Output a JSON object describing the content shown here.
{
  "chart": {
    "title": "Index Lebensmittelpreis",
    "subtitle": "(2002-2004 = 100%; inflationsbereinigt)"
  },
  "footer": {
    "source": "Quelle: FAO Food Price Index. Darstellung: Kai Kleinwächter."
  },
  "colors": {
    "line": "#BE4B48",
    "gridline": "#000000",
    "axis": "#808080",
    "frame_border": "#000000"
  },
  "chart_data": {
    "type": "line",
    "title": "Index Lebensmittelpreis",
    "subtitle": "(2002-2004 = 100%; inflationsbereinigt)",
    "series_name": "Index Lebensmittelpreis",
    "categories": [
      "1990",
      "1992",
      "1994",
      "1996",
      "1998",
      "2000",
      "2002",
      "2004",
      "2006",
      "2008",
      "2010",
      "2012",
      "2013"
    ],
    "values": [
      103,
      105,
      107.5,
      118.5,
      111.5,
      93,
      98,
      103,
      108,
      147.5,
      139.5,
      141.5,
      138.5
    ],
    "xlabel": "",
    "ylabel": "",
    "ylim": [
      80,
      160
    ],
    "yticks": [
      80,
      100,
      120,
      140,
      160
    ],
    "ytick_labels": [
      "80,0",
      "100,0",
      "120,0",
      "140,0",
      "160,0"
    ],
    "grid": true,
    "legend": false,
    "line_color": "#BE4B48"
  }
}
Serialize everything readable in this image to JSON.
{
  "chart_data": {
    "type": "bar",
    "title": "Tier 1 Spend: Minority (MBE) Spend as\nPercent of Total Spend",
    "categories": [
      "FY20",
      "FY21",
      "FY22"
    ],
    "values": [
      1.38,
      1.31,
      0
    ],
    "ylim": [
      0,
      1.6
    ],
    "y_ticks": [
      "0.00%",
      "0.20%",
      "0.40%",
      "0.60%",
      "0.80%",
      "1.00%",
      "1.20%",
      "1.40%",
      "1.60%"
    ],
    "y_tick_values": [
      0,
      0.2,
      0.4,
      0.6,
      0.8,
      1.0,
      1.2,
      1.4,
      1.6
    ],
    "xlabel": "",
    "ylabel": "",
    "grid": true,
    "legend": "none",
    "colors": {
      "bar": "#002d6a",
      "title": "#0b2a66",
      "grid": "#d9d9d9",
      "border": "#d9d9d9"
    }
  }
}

--------------------------------

Goal:
Output each entry precisely as given.

Answer below:
Output a JSON object describing the content shown here.
{
  "chart": {
    "title": "Index Lebensmittelpreis",
    "subtitle": "(2002-2004 = 100%; inflationsbereinigt)"
  },
  "footer": {
    "source": "Quelle: FAO Food Price Index. Darstellung: Kai Kleinwächter."
  },
  "colors": {
    "line": "#BE4B48",
    "gridline": "#000000",
    "axis": "#808080",
    "frame_border": "#000000"
  },
  "chart_data": {
    "type": "line",
    "title": "Index Lebensmittelpreis",
    "subtitle": "(2002-2004 = 100%; inflationsbereinigt)",
    "series_name": "Index Lebensmittelpreis",
    "categories": [
      "1990",
      "1992",
      "1994",
      "1996",
      "1998",
      "2000",
      "2002",
      "2004",
      "2006",
      "2008",
      "2010",
      "2012",
      "2013"
    ],
    "values": [
      103,
      105,
      107.5,
      118.5,
      111.5,
      93,
      98,
      103,
      108,
      147.5,
      139.5,
      141.5,
      138.5
    ],
    "xlabel": "",
    "ylabel": "",
    "ylim": [
      80,
      160
    ],
    "yticks": [
      80,
      100,
      120,
      140,
      160
    ],
    "ytick_labels": [
      "80,0",
      "100,0",
      "120,0",
      "140,0",
      "160,0"
    ],
    "grid": true,
    "legend": false,
    "line_color": "#BE4B48"
  }
}
Serialize everything readable in this image to JSON.
{
  "chart_data": {
    "type": "bar",
    "title": "Tier 1 Spend: Minority (MBE) Spend as\nPercent of Total Spend",
    "categories": [
      "FY20",
      "FY21",
      "FY22"
    ],
    "values": [
      1.38,
      1.31,
      0
    ],
    "ylim": [
      0,
      1.6
    ],
    "y_ticks": [
      "0.00%",
      "0.20%",
      "0.40%",
      "0.60%",
      "0.80%",
      "1.00%",
      "1.20%",
      "1.40%",
      "1.60%"
    ],
    "y_tick_values": [
      0,
      0.2,
      0.4,
      0.6,
      0.8,
      1.0,
      1.2,
      1.4,
      1.6
    ],
    "xlabel": "",
    "ylabel": "",
    "grid": true,
    "legend": "none",
    "colors": {
      "bar": "#002d6a",
      "title": "#0b2a66",
      "grid": "#d9d9d9",
      "border": "#d9d9d9"
    }
  }
}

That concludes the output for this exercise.